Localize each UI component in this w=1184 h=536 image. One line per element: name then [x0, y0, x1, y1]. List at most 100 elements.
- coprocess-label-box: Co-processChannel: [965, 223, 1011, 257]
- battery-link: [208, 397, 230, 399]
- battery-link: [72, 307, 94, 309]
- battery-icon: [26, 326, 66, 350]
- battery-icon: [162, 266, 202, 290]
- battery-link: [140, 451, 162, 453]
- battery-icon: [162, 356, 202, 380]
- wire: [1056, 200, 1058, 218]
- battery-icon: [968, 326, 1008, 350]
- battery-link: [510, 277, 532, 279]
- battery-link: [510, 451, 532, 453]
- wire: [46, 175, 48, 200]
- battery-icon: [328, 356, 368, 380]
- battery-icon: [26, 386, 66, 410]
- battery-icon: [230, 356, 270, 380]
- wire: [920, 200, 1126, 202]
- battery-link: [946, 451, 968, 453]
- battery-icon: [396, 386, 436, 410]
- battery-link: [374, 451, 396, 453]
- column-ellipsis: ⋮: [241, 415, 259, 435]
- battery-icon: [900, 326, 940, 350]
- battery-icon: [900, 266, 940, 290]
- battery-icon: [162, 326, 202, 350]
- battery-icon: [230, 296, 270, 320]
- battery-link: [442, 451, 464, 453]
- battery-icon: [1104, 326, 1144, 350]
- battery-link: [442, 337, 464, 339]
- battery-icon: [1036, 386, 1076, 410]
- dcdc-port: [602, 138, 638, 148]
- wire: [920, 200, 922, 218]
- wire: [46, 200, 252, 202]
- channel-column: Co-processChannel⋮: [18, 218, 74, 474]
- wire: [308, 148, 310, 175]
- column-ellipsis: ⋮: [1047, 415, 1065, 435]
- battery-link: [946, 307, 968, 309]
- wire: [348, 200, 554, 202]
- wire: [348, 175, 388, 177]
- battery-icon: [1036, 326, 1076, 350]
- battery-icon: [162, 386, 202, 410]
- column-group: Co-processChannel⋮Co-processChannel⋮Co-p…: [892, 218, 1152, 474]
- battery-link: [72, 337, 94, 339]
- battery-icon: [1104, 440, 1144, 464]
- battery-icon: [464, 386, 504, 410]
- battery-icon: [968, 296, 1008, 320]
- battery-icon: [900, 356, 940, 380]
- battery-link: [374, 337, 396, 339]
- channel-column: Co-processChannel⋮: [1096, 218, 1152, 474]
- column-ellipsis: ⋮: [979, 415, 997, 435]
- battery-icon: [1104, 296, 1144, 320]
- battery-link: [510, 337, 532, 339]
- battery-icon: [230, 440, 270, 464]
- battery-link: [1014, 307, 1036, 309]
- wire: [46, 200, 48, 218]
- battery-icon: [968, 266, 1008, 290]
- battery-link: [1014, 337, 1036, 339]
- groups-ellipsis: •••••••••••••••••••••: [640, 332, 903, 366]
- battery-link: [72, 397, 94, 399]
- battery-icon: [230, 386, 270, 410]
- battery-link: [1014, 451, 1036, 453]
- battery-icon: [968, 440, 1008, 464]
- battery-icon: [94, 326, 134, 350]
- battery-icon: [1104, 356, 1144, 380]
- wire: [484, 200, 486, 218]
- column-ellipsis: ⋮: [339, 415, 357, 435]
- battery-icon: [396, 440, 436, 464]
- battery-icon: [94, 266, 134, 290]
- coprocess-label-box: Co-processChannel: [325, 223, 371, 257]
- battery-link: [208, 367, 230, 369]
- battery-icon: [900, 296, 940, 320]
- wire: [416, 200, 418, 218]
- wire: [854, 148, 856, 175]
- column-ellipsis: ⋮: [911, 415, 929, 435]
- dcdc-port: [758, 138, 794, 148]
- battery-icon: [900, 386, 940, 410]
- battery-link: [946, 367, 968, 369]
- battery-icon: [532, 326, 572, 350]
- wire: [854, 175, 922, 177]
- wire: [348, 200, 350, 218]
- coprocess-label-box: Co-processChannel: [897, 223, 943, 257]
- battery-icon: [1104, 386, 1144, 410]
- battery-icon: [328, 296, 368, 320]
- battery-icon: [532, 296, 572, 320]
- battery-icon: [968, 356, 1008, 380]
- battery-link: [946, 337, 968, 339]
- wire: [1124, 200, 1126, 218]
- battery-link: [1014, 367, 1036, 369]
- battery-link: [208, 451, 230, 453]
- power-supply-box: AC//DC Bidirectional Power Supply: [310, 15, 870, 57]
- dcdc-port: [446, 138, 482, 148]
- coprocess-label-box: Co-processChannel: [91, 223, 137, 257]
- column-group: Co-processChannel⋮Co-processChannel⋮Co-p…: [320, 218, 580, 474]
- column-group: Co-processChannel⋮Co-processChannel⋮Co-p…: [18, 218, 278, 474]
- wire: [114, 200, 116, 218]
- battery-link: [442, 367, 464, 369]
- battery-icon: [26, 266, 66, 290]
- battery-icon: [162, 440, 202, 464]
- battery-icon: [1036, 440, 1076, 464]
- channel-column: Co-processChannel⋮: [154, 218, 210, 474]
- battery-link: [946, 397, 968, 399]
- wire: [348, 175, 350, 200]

Set problem = Rewrite the data from the start through the line that contains "- battery-link: [946, 451, 968, 453]", renaming "battery-icon" to "battery-symbol" and changing nothing else.

Answer to the problem =
Localize each UI component in this w=1184 h=536 image. One line per element: name then [x0, y0, x1, y1]. List at most 100 elements.
- coprocess-label-box: Co-processChannel: [965, 223, 1011, 257]
- battery-link: [208, 397, 230, 399]
- battery-link: [72, 307, 94, 309]
- battery-symbol: [26, 326, 66, 350]
- battery-symbol: [162, 266, 202, 290]
- battery-link: [140, 451, 162, 453]
- battery-symbol: [162, 356, 202, 380]
- wire: [1056, 200, 1058, 218]
- battery-symbol: [968, 326, 1008, 350]
- battery-link: [510, 277, 532, 279]
- battery-link: [510, 451, 532, 453]
- wire: [46, 175, 48, 200]
- battery-symbol: [328, 356, 368, 380]
- battery-symbol: [26, 386, 66, 410]
- battery-symbol: [230, 356, 270, 380]
- wire: [920, 200, 1126, 202]
- battery-link: [946, 451, 968, 453]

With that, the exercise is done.